Each entry below is to be given again word for word, with no pictures.

··· DATASET ENTRIES

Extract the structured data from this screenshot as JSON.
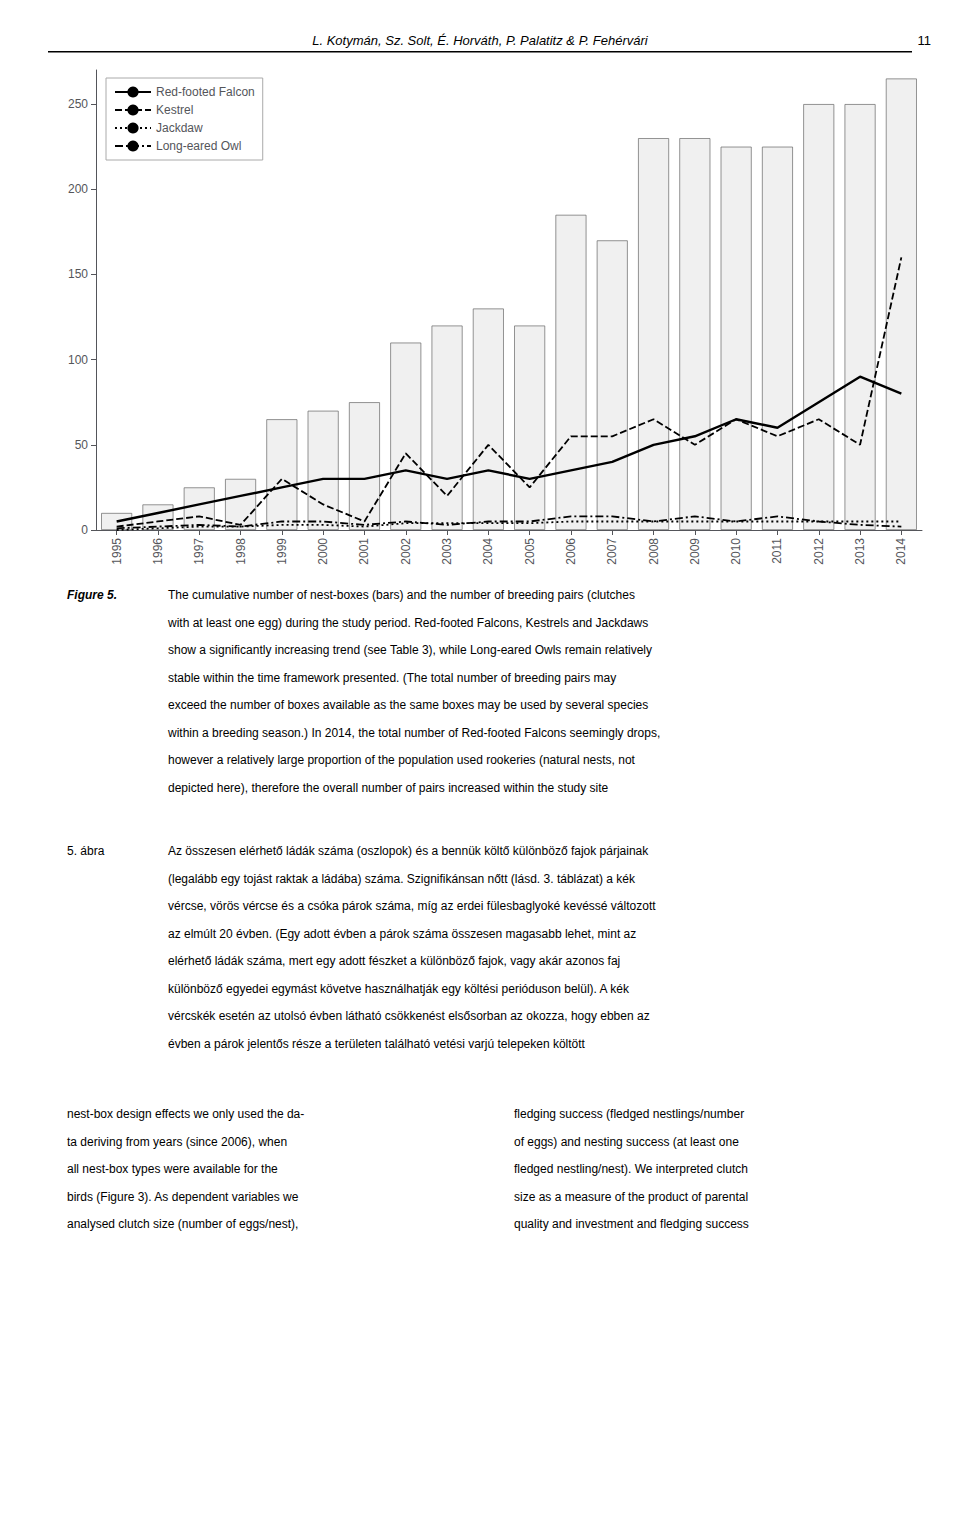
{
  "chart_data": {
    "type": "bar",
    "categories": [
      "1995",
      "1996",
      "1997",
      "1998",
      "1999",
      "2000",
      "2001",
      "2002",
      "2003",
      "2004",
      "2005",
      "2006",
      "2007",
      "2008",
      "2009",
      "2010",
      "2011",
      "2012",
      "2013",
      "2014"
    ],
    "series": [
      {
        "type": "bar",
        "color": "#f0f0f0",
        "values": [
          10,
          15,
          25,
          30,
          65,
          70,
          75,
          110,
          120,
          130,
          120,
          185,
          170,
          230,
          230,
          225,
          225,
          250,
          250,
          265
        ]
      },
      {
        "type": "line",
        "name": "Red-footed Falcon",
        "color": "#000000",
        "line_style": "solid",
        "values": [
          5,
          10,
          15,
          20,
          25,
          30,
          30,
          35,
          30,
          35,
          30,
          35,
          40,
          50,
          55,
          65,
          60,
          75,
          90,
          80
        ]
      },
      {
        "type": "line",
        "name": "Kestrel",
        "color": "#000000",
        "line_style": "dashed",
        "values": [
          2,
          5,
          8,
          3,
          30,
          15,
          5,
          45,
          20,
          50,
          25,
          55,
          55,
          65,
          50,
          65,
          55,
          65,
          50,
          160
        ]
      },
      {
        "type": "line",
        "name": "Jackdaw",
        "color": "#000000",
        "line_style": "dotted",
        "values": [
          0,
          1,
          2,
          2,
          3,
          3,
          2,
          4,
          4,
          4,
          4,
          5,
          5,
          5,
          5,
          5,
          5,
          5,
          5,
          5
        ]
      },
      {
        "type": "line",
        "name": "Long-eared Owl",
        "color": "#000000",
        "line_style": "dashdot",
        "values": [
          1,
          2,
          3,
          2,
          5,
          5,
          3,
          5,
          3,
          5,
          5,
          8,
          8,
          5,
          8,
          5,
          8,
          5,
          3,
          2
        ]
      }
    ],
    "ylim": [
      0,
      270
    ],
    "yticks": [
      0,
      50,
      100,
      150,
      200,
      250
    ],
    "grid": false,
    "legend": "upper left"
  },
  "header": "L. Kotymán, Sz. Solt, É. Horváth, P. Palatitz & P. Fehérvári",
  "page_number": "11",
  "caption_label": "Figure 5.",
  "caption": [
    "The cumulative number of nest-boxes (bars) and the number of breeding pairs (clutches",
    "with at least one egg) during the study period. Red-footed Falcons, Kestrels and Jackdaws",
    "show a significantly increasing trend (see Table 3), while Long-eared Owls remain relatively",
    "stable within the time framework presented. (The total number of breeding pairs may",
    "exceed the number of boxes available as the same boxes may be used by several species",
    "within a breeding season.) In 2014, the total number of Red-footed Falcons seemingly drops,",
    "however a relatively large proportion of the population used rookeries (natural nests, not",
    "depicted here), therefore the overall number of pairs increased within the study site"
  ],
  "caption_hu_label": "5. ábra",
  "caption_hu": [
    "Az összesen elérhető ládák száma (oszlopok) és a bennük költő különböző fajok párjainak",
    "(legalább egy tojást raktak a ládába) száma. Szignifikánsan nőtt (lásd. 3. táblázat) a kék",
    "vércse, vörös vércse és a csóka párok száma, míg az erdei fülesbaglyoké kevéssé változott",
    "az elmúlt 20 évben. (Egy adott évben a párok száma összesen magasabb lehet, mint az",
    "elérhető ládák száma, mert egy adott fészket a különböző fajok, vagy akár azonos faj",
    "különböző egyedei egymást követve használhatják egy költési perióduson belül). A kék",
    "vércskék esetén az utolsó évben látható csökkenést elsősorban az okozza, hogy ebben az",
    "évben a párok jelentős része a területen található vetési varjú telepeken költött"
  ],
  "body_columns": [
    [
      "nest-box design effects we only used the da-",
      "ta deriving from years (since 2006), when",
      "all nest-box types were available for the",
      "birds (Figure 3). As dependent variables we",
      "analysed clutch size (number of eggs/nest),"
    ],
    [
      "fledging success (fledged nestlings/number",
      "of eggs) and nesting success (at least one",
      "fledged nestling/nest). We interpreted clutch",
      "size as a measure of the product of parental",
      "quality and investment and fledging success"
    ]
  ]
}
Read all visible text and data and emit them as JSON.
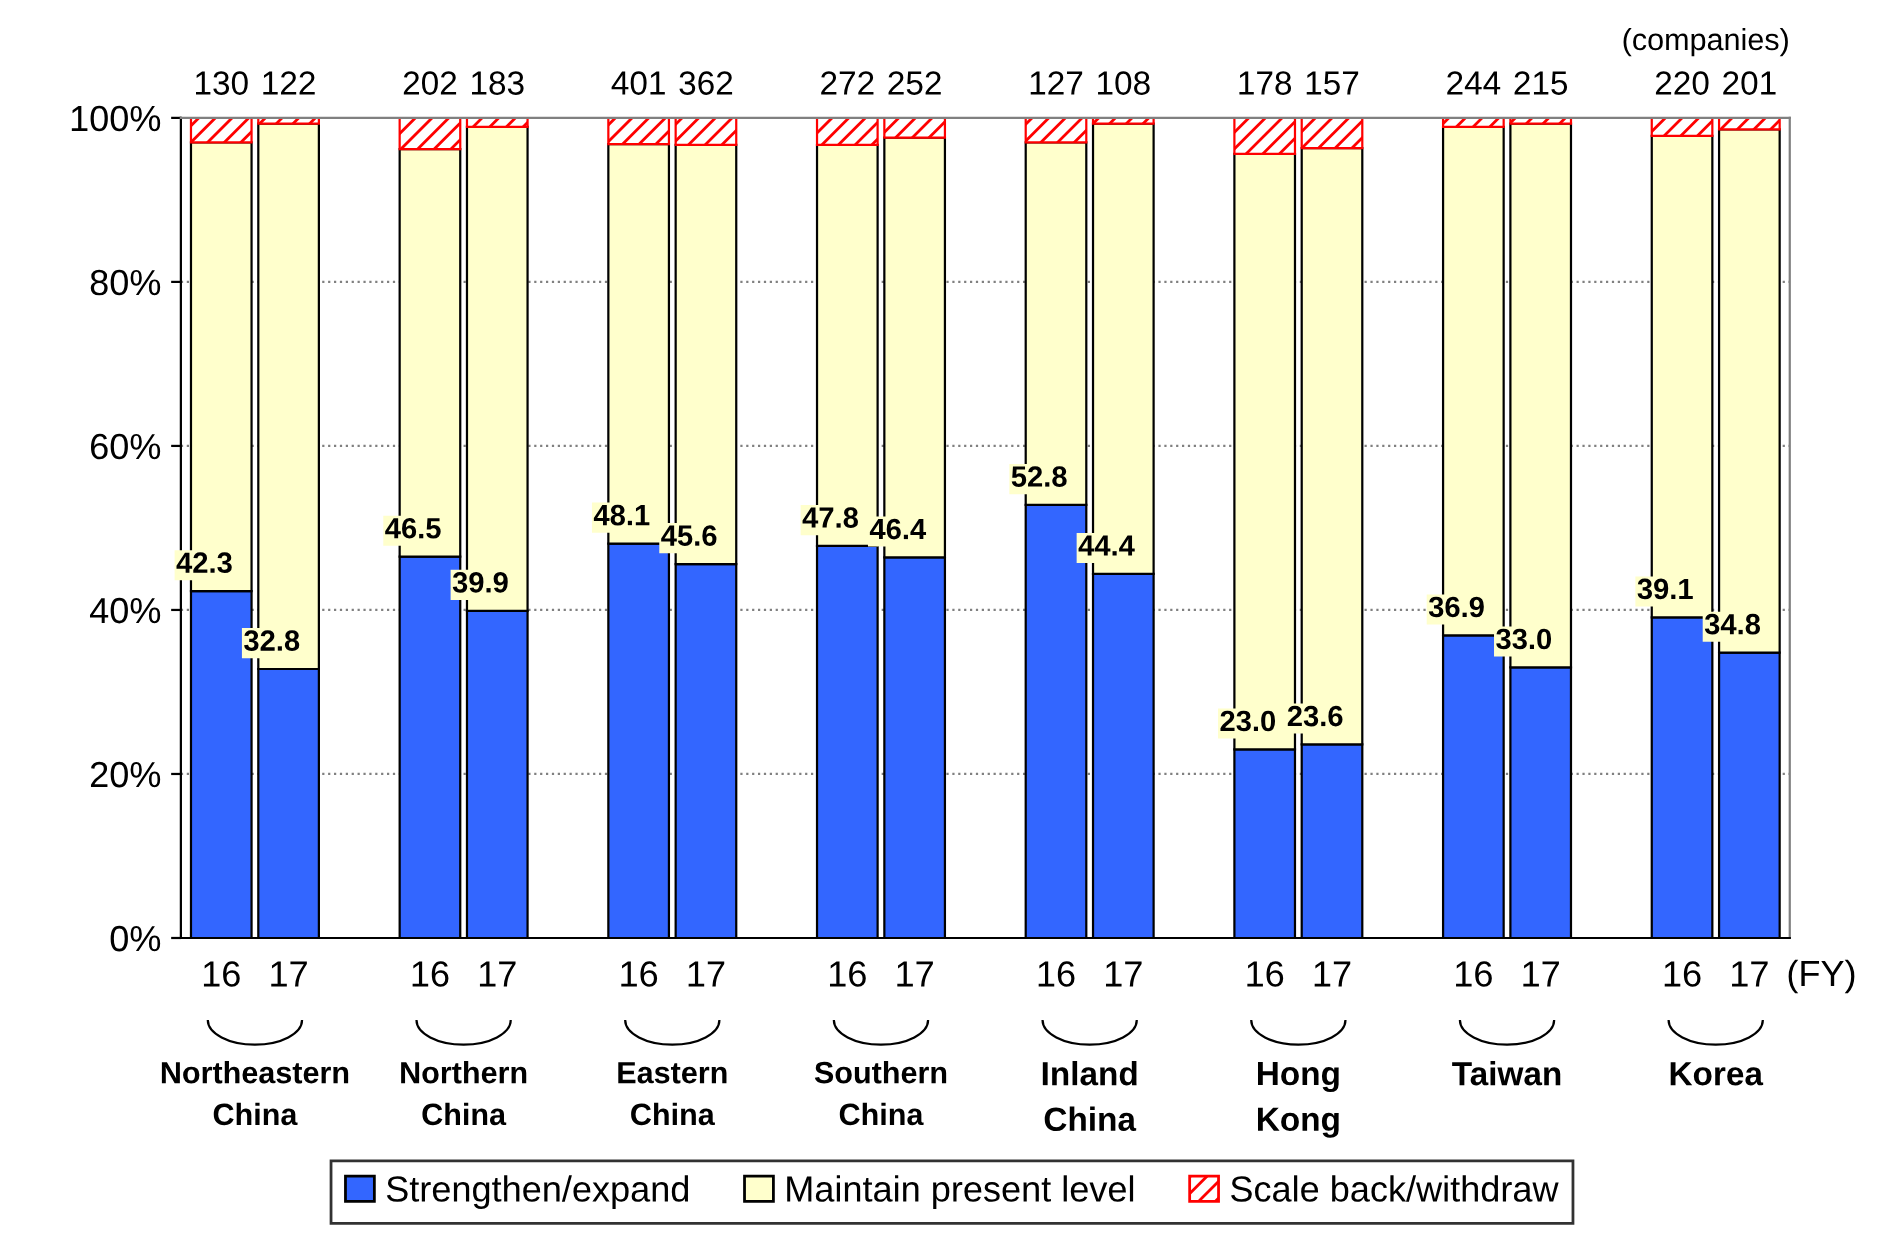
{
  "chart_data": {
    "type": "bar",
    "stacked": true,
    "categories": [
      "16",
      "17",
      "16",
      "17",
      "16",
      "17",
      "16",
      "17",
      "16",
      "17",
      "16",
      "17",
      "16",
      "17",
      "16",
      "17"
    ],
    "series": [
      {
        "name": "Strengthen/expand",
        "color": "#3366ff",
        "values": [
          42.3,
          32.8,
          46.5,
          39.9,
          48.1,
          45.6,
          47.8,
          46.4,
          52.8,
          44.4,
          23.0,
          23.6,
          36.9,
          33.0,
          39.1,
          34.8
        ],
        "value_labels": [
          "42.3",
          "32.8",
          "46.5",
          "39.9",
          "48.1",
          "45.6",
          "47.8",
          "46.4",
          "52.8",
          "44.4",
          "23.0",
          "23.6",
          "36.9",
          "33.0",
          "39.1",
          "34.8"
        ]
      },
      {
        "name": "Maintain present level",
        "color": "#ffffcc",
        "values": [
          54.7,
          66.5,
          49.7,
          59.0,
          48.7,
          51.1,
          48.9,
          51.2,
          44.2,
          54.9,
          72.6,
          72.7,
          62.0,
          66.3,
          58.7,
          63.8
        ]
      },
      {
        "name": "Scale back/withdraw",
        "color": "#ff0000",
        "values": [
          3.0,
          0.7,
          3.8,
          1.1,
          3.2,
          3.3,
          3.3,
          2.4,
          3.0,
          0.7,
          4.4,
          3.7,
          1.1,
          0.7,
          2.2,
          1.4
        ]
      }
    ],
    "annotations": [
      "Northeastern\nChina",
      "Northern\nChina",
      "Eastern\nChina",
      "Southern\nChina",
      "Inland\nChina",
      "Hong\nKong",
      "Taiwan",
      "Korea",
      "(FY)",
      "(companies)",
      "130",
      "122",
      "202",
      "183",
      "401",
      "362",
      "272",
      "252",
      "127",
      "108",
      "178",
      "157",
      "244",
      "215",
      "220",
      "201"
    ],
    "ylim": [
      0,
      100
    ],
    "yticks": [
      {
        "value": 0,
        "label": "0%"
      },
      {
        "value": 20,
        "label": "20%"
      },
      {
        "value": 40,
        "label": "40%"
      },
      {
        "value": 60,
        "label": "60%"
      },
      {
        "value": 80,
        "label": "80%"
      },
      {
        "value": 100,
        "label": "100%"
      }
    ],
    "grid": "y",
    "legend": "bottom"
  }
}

······

THE RESULT =>
Extract the structured data from this screenshot as JSON.
{
  "chart_data": {
    "type": "bar",
    "categories": [
      "1995",
      "1996",
      "1997",
      "1998",
      "1999",
      "2000",
      "2001",
      "2002",
      "2003",
      "2004",
      "2005",
      "2006",
      "2007",
      "2008",
      "2009",
      "2010",
      "2011",
      "2012",
      "2013",
      "2014"
    ],
    "series": [
      {
        "type": "bar",
        "color": "#f0f0f0",
        "values": [
          10,
          15,
          25,
          30,
          65,
          70,
          75,
          110,
          120,
          130,
          120,
          185,
          170,
          230,
          230,
          225,
          225,
          250,
          250,
          265
        ]
      },
      {
        "type": "line",
        "name": "Red-footed Falcon",
        "color": "#000000",
        "line_style": "solid",
        "values": [
          5,
          10,
          15,
          20,
          25,
          30,
          30,
          35,
          30,
          35,
          30,
          35,
          40,
          50,
          55,
          65,
          60,
          75,
          90,
          80
        ]
      },
      {
        "type": "line",
        "name": "Kestrel",
        "color": "#000000",
        "line_style": "dashed",
        "values": [
          2,
          5,
          8,
          3,
          30,
          15,
          5,
          45,
          20,
          50,
          25,
          55,
          55,
          65,
          50,
          65,
          55,
          65,
          50,
          160
        ]
      },
      {
        "type": "line",
        "name": "Jackdaw",
        "color": "#000000",
        "line_style": "dotted",
        "values": [
          0,
          1,
          2,
          2,
          3,
          3,
          2,
          4,
          4,
          4,
          4,
          5,
          5,
          5,
          5,
          5,
          5,
          5,
          5,
          5
        ]
      },
      {
        "type": "line",
        "name": "Long-eared Owl",
        "color": "#000000",
        "line_style": "dashdot",
        "values": [
          1,
          2,
          3,
          2,
          5,
          5,
          3,
          5,
          3,
          5,
          5,
          8,
          8,
          5,
          8,
          5,
          8,
          5,
          3,
          2
        ]
      }
    ],
    "ylim": [
      0,
      270
    ],
    "yticks": [
      0,
      50,
      100,
      150,
      200,
      250
    ],
    "grid": false,
    "legend": "upper left"
  },
  "header": "L. Kotymán, Sz. Solt, É. Horváth, P. Palatitz & P. Fehérvári",
  "page_number": "11",
  "caption_label": "Figure 5.",
  "caption": [
    "The cumulative number of nest-boxes (bars) and the number of breeding pairs (clutches",
    "with at least one egg) during the study period. Red-footed Falcons, Kestrels and Jackdaws",
    "show a significantly increasing trend (see Table 3), while Long-eared Owls remain relatively",
    "stable within the time framework presented. (The total number of breeding pairs may",
    "exceed the number of boxes available as the same boxes may be used by several species",
    "within a breeding season.) In 2014, the total number of Red-footed Falcons seemingly drops,",
    "however a relatively large proportion of the population used rookeries (natural nests, not",
    "depicted here), therefore the overall number of pairs increased within the study site"
  ],
  "caption_hu_label": "5. ábra",
  "caption_hu": [
    "Az összesen elérhető ládák száma (oszlopok) és a bennük költő különböző fajok párjainak",
    "(legalább egy tojást raktak a ládába) száma. Szignifikánsan nőtt (lásd. 3. táblázat) a kék",
    "vércse, vörös vércse és a csóka párok száma, míg az erdei fülesbaglyoké kevéssé változott",
    "az elmúlt 20 évben. (Egy adott évben a párok száma összesen magasabb lehet, mint az",
    "elérhető ládák száma, mert egy adott fészket a különböző fajok, vagy akár azonos faj",
    "különböző egyedei egymást követve használhatják egy költési perióduson belül). A kék",
    "vércskék esetén az utolsó évben látható csökkenést elsősorban az okozza, hogy ebben az",
    "évben a párok jelentős része a területen található vetési varjú telepeken költött"
  ],
  "body_columns": [
    [
      "nest-box design effects we only used the da-",
      "ta deriving from years (since 2006), when",
      "all nest-box types were available for the",
      "birds (Figure 3). As dependent variables we",
      "analysed clutch size (number of eggs/nest),"
    ],
    [
      "fledging success (fledged nestlings/number",
      "of eggs) and nesting success (at least one",
      "fledged nestling/nest). We interpreted clutch",
      "size as a measure of the product of parental",
      "quality and investment and fledging success"
    ]
  ]
}
Read all visible text and data and emit them as JSON.
{
  "chart_data": {
    "type": "bar",
    "stacked": true,
    "categories": [
      "16",
      "17",
      "16",
      "17",
      "16",
      "17",
      "16",
      "17",
      "16",
      "17",
      "16",
      "17",
      "16",
      "17",
      "16",
      "17"
    ],
    "series": [
      {
        "name": "Strengthen/expand",
        "color": "#3366ff",
        "values": [
          42.3,
          32.8,
          46.5,
          39.9,
          48.1,
          45.6,
          47.8,
          46.4,
          52.8,
          44.4,
          23.0,
          23.6,
          36.9,
          33.0,
          39.1,
          34.8
        ],
        "value_labels": [
          "42.3",
          "32.8",
          "46.5",
          "39.9",
          "48.1",
          "45.6",
          "47.8",
          "46.4",
          "52.8",
          "44.4",
          "23.0",
          "23.6",
          "36.9",
          "33.0",
          "39.1",
          "34.8"
        ]
      },
      {
        "name": "Maintain present level",
        "color": "#ffffcc",
        "values": [
          54.7,
          66.5,
          49.7,
          59.0,
          48.7,
          51.1,
          48.9,
          51.2,
          44.2,
          54.9,
          72.6,
          72.7,
          62.0,
          66.3,
          58.7,
          63.8
        ]
      },
      {
        "name": "Scale back/withdraw",
        "color": "#ff0000",
        "values": [
          3.0,
          0.7,
          3.8,
          1.1,
          3.2,
          3.3,
          3.3,
          2.4,
          3.0,
          0.7,
          4.4,
          3.7,
          1.1,
          0.7,
          2.2,
          1.4
        ]
      }
    ],
    "annotations": [
      "Northeastern\nChina",
      "Northern\nChina",
      "Eastern\nChina",
      "Southern\nChina",
      "Inland\nChina",
      "Hong\nKong",
      "Taiwan",
      "Korea",
      "(FY)",
      "(companies)",
      "130",
      "122",
      "202",
      "183",
      "401",
      "362",
      "272",
      "252",
      "127",
      "108",
      "178",
      "157",
      "244",
      "215",
      "220",
      "201"
    ],
    "ylim": [
      0,
      100
    ],
    "yticks": [
      {
        "value": 0,
        "label": "0%"
      },
      {
        "value": 20,
        "label": "20%"
      },
      {
        "value": 40,
        "label": "40%"
      },
      {
        "value": 60,
        "label": "60%"
      },
      {
        "value": 80,
        "label": "80%"
      },
      {
        "value": 100,
        "label": "100%"
      }
    ],
    "grid": "y",
    "legend": "bottom"
  }
}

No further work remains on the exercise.